TEXT →
Examples of point selection parameters

...
"params": [
  {
    "name": "quiverDefaultClick", // Define point selection parameter
    "select": {
      "type": "point",
      "encodings": ["x"] // Select all points with the same "x" value
    }
  }
],
"encodings": [
  "x": ...
  "y": ...
  "color": {
    "condition": [
      {
        "param": "quiverDefaultClick",
        "empty": false,
        "value": "orange" // Conditionally color selected points
      }
    ]
  },
]

Plot with point selection along x axis

...
"params": [
  {
    "name": "quiverDefaultClick",
    "select": {
      "type": "point",
      "encodings": ["color"] // Select all data with the same "color" encoding
    }
  }
]

Plot with point selection by color

Plot with point selection by line color

Examples of interval selection parameters

...
"params": [
  {
    "name": "quiverDefaultBrush",
    "select": {
      "type": "interval",
      "encodings": ["y"] // Restrict interval selection to the y-axis
    }
  }
]

Plot with interval selection along y axis

Construct a drill-down workflow

Selection data from Vega-Lite plots can be used to construct drill-down workflows, where chart selections act as a filter and users can continue analysis on a subset of data based on the upstream selection. The following steps describe how to construct drill-down workflows.

  1. Set up selection parameters following the steps above, and output the current selection as a transform table.

Drill-down workflow setup

  1. Select Pop out column as array to convert the property into an array.
Drill-down workflow setup 2 Drill-down workflow setup 3
  1. Filter a copy of the original transform table (or a copy of the root object set from which the transform table was derived), using the selected values as the filter parameter.
Setting up a drilldown workflow 4
  1. The filtered table will now dynamically update based on the upstream chart selection.
Drill-down workflow gif example

FAQ and limitations

Can any type of Vega-Lite plot be configured for selection?

AVAILABLE DATA →
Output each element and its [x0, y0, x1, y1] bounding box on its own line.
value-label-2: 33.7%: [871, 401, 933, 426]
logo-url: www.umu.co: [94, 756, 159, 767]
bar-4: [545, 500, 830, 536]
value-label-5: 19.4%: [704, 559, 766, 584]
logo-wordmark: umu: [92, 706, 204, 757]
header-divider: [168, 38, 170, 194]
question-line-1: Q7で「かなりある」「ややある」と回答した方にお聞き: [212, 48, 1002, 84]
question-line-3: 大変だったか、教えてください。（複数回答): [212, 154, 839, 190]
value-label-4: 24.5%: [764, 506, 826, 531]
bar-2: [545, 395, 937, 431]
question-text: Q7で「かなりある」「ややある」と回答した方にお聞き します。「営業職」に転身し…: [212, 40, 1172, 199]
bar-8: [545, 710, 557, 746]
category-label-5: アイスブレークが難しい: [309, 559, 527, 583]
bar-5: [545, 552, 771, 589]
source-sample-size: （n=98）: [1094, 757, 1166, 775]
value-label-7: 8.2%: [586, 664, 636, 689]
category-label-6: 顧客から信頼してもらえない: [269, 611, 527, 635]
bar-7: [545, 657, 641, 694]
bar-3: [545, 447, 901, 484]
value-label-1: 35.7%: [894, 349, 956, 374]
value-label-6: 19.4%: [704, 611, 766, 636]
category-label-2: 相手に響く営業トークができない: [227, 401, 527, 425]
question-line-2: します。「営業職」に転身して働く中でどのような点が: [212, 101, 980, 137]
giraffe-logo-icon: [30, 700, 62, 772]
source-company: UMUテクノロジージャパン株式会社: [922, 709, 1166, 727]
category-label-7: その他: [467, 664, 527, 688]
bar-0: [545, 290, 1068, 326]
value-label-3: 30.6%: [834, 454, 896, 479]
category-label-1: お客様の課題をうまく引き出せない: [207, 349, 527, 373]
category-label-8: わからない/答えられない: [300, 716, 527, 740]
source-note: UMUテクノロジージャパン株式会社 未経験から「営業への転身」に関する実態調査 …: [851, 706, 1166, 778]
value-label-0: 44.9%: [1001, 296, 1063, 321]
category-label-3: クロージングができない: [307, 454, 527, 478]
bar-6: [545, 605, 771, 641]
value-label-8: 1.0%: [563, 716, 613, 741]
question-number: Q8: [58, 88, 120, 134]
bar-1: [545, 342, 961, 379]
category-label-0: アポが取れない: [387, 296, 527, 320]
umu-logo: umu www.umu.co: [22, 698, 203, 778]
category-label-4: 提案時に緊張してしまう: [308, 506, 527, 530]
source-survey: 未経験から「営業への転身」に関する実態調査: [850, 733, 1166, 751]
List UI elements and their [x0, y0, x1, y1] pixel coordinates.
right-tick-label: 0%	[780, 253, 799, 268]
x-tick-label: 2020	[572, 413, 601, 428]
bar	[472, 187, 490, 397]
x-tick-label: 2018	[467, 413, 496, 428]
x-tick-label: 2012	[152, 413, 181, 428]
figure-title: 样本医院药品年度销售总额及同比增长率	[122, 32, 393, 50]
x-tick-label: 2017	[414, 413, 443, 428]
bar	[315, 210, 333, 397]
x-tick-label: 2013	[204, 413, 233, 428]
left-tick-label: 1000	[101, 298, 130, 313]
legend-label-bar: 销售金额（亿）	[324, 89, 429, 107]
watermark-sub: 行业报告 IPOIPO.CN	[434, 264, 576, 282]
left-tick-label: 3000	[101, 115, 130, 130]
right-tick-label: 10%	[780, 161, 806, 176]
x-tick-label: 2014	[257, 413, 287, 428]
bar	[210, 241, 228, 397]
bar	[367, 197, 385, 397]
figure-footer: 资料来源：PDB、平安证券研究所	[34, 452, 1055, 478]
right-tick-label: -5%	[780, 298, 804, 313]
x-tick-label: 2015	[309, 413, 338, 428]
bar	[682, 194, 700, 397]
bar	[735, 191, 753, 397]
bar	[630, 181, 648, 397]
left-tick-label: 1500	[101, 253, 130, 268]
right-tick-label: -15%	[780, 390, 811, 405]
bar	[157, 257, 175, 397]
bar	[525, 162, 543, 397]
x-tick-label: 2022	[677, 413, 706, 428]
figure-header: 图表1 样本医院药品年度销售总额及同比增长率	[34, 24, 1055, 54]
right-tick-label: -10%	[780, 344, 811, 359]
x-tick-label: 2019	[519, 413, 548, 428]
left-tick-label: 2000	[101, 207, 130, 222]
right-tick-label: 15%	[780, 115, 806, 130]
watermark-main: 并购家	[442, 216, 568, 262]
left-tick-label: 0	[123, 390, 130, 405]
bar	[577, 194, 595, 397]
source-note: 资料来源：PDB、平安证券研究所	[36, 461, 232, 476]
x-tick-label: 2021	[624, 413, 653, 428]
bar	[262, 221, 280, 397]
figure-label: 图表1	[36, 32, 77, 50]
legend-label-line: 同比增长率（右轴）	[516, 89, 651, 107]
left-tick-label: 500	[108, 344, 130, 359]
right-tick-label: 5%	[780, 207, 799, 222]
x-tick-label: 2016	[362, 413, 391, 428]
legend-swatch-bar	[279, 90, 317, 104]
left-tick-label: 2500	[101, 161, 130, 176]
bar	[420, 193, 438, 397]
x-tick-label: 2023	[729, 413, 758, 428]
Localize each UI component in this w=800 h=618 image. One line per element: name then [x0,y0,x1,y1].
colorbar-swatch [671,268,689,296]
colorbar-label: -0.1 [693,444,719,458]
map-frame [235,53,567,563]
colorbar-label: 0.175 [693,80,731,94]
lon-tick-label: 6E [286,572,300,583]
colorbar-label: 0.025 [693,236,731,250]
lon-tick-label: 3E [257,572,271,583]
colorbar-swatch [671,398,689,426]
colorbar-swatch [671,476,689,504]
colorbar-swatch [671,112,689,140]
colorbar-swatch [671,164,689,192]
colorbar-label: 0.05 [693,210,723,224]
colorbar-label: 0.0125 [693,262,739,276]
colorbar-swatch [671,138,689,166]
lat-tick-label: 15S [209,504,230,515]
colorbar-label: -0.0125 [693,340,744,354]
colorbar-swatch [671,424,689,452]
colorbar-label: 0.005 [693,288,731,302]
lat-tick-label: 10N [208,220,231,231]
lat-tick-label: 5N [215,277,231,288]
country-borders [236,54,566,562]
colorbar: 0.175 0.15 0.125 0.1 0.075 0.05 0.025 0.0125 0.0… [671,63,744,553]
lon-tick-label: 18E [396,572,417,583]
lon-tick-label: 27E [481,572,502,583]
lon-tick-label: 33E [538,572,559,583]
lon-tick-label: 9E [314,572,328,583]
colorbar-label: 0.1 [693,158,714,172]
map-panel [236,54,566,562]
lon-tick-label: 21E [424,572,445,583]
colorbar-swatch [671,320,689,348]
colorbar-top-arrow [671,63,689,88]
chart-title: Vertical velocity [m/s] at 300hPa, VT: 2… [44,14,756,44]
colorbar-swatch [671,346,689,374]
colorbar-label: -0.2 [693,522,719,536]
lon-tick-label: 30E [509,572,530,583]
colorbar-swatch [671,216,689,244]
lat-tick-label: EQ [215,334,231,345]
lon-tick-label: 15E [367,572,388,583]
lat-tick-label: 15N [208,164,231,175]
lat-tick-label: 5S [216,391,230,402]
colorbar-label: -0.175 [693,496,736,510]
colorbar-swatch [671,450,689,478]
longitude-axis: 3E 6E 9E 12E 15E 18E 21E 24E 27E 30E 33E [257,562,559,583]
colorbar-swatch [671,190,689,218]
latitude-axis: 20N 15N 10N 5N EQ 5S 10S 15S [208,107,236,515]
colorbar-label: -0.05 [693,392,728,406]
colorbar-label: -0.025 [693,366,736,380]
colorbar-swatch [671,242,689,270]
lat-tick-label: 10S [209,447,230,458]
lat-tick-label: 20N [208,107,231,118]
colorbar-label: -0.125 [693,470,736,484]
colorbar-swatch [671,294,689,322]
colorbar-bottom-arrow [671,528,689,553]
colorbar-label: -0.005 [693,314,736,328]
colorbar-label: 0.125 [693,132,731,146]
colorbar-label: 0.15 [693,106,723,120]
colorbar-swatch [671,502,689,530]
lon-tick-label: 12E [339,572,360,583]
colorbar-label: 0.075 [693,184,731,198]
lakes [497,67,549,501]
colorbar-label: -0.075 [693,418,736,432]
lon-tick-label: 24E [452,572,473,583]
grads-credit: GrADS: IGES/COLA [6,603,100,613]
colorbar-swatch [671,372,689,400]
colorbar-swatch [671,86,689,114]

WORK INSTRUCTION A →
From the text on Vega-Lite selections, list every caption that begins with the words "Plot with".
WORK INSTRUCTION B →
Condense the paragraph in the text on Vega-Lite selections that opens with "Selection data from Vega-Lite plots" into a single shorter sentence that keeps its main facts.
Nothing in the material is needed for this work.

TASK OUTPUT A →
- Plot with point selection along x axis
- Plot with point selection by color
- Plot with point selection by line color
- Plot with interval selection along y axis

TASK OUTPUT B →
Vega-Lite selection data can drive drill-down workflows, in which a chart selection filters the data so users can keep analyzing the selected subset, as the listed steps show.